▶ [EXCERPT TO READ]:
## begin
This document describes some of the design ideas and architecture
behind the XORM project. As implied by its name, a primary goal of
XORM is to map object data to relational data. Many of the subsystems
within the implementation reflect this distinction.
The relational level is represented by the classes in the
org.xorm.datastore package. The metadata for this area comes from the
database schema XML file. This defines any number of Table and Column
instances, and indicates, if applicable, the data types of each
column. The types at this level correspond exactly with the data in
the datastore.
Furthermore, XORM assumes that relational instances -- Rows -- may
have primary keys that are unique for each Table. Currently only
single-column primary keys are supported.
The set of tables may include many-to-many mapping tables. These are
treated no differently than any other table at this level.
At runtime, data from the relational datastore is directly
instantiated, creating Row objects. Each Row instance holds the data
from one datastore Row. The only data transformation that occurs is a
mapping of datastore-specific data types to Java types, as defined by
the "type" (and optionally "format") field in the database schema XML.
## end
▶ [RECORDED DATA]:
## begin
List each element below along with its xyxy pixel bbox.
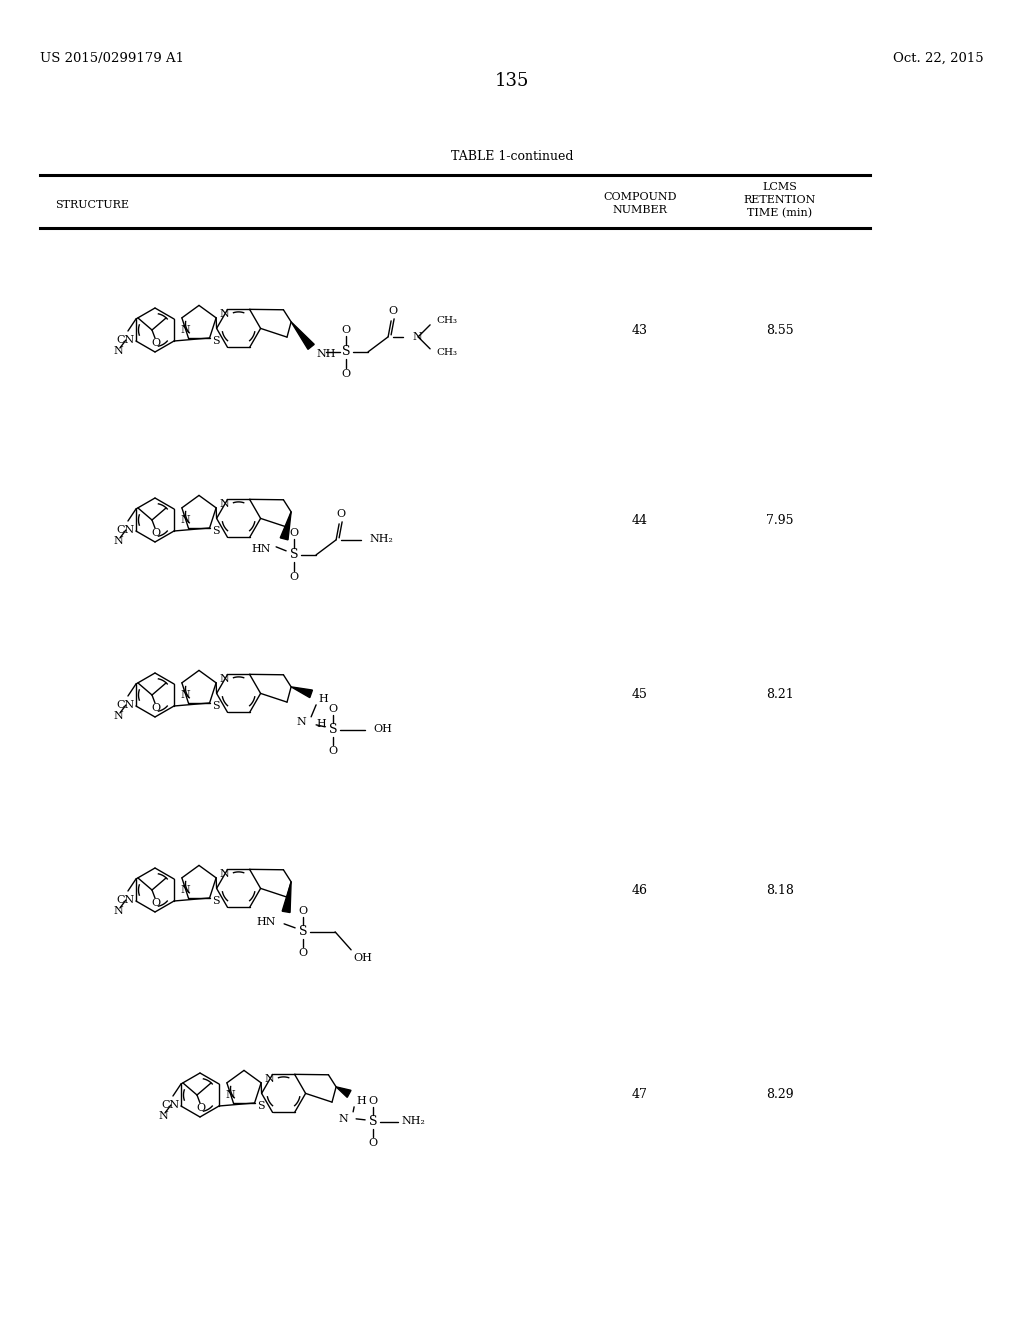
- Text: TABLE 1-continued: TABLE 1-continued: [451, 150, 573, 162]
- Polygon shape: [291, 686, 312, 698]
- Text: O: O: [299, 906, 307, 916]
- Text: H: H: [316, 719, 326, 729]
- Text: OH: OH: [353, 953, 372, 962]
- Text: N: N: [296, 717, 306, 727]
- Text: 8.18: 8.18: [766, 883, 794, 896]
- Text: O: O: [342, 325, 350, 335]
- Text: NH: NH: [316, 348, 336, 359]
- Text: S: S: [369, 1115, 378, 1129]
- Text: N: N: [180, 690, 190, 700]
- Text: CH₃: CH₃: [436, 348, 457, 358]
- Text: CN: CN: [117, 335, 135, 345]
- Text: S: S: [257, 1101, 264, 1111]
- Text: S: S: [290, 548, 298, 561]
- Text: 46: 46: [632, 883, 648, 896]
- Text: H: H: [318, 694, 328, 704]
- Text: N: N: [158, 1111, 168, 1121]
- Text: CN: CN: [117, 895, 135, 906]
- Text: O: O: [290, 528, 299, 537]
- Text: US 2015/0299179 A1: US 2015/0299179 A1: [40, 51, 184, 65]
- Text: O: O: [152, 528, 161, 539]
- Text: NUMBER: NUMBER: [612, 205, 668, 215]
- Text: S: S: [299, 925, 307, 939]
- Polygon shape: [281, 512, 291, 540]
- Polygon shape: [291, 322, 314, 350]
- Text: N: N: [180, 325, 190, 335]
- Text: OH: OH: [373, 723, 392, 734]
- Text: S: S: [212, 701, 219, 711]
- Text: O: O: [369, 1096, 378, 1106]
- Text: S: S: [329, 723, 337, 737]
- Text: 47: 47: [632, 1089, 648, 1101]
- Text: N: N: [412, 331, 422, 342]
- Text: N: N: [113, 906, 123, 916]
- Text: O: O: [342, 368, 350, 379]
- Text: N: N: [219, 673, 229, 684]
- Text: N: N: [219, 869, 229, 879]
- Text: 135: 135: [495, 73, 529, 90]
- Text: HN: HN: [252, 544, 271, 554]
- Text: HN: HN: [257, 917, 276, 927]
- Text: O: O: [337, 508, 346, 519]
- Text: O: O: [329, 704, 338, 714]
- Text: 45: 45: [632, 689, 648, 701]
- Text: NH₂: NH₂: [369, 533, 393, 544]
- Text: N: N: [113, 346, 123, 356]
- Text: N: N: [180, 515, 190, 525]
- Text: H: H: [356, 1096, 366, 1106]
- Text: O: O: [388, 306, 397, 315]
- Text: N: N: [180, 884, 190, 895]
- Text: S: S: [212, 337, 219, 346]
- Text: Oct. 22, 2015: Oct. 22, 2015: [893, 51, 984, 65]
- Text: S: S: [342, 346, 350, 358]
- Text: RETENTION: RETENTION: [743, 195, 816, 205]
- Text: O: O: [197, 1104, 206, 1113]
- Text: O: O: [290, 572, 299, 582]
- Text: LCMS: LCMS: [763, 182, 798, 191]
- Text: CN: CN: [117, 700, 135, 710]
- Text: CN: CN: [162, 1100, 180, 1110]
- Text: N: N: [264, 1074, 274, 1084]
- Text: 43: 43: [632, 323, 648, 337]
- Text: N: N: [113, 711, 123, 721]
- Text: O: O: [152, 704, 161, 713]
- Text: 44: 44: [632, 513, 648, 527]
- Text: N: N: [219, 309, 229, 319]
- Text: 7.95: 7.95: [766, 513, 794, 527]
- Text: 8.29: 8.29: [766, 1089, 794, 1101]
- Text: N: N: [338, 1114, 348, 1123]
- Text: N: N: [113, 536, 123, 546]
- Text: CH₃: CH₃: [436, 317, 457, 325]
- Text: O: O: [369, 1138, 378, 1148]
- Text: TIME (min): TIME (min): [748, 209, 813, 218]
- Text: O: O: [329, 746, 338, 756]
- Polygon shape: [283, 882, 291, 912]
- Text: 8.21: 8.21: [766, 689, 794, 701]
- Text: STRUCTURE: STRUCTURE: [55, 201, 129, 210]
- Text: N: N: [225, 1090, 236, 1100]
- Text: S: S: [212, 525, 219, 536]
- Polygon shape: [336, 1086, 351, 1097]
- Text: CN: CN: [117, 525, 135, 535]
- Text: COMPOUND: COMPOUND: [603, 191, 677, 202]
- Text: S: S: [212, 896, 219, 906]
- Text: O: O: [152, 338, 161, 348]
- Text: O: O: [152, 898, 161, 908]
- Text: NH₂: NH₂: [401, 1115, 425, 1126]
- Text: O: O: [299, 948, 307, 958]
- Text: 8.55: 8.55: [766, 323, 794, 337]
- Text: N: N: [219, 499, 229, 508]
## end
▶ [TO-DO LIST]:
1 – In the entries, copy out word for word everything from the line containing "- Text: TABLE" down to the line containing "- Text: N: N: [296, 717, 306, 727]", including both of those lines.
2 – Write the next part of the text on XORM's design and architecture, picking up after its final sentence.
The text and the entries have no connection to each other.

▶ [ANSWERS BY TASK]:
1 –
- Text: TABLE 1-continued: TABLE 1-continued: [451, 150, 573, 162]
- Polygon shape: [291, 686, 312, 698]
- Text: O: O: [299, 906, 307, 916]
- Text: H: H: [316, 719, 326, 729]
- Text: OH: OH: [353, 953, 372, 962]
- Text: N: N: [296, 717, 306, 727]

2 –
For instance, the SQL "VARCHAR" type becomes a Java String.
The input and output of datastore Row instances is handled by
instances of org.xorm.datastore.DatastoreDriver. Drivers are
responsible for reading Row data via the select() method, creating new
datastore Rows using the create() method, updating modified Rows using
the update() method, and deleting Rows using the delete() method.
To facilitate pooled configuration data and connections, a
DatastoreDriver instance must also provide an interrogation method
that indicates the type of ConnectionInfo class it requires.
There is one instance of a DatastoreDriver per JDO Transaction
instance. During its lifecycle, a single driver may be reused for
multiple logical transactions. The sequence of calls made to the
driver always starts with begin() and terminates with either commit()
or rollback(). Between begin and end, any of the read/write
operations may be called. Drivers that utilize connection pooling
should acquire a new connection when begin() is called, and release it
when commit() or rollback() is called.
The object level corresponds to your Java object model. In XORM this
is captured by the definition of abstract classes and interfaces.
These must then be identified in the JDO metadata file in order to be
mapped to relational items.
At runtime, these objects are created by using the CGLIB enhancer.
This occurs either via the XORM.newInstance() static method, or
internally during a query or lookup execution. The resulting
instances, which implement your interfaces or extend your abstract
classes, are proxy objects. They delegate their methods' behavior to
XORM in the case of interface or abstract methods (we say these
methods are "enhanced" by CGLIB).
Most of the work that XORM does involves translating data back and
forth between the relational model and the object model. The mapping
information is all present in the JDO XML metadata file or files for
the application.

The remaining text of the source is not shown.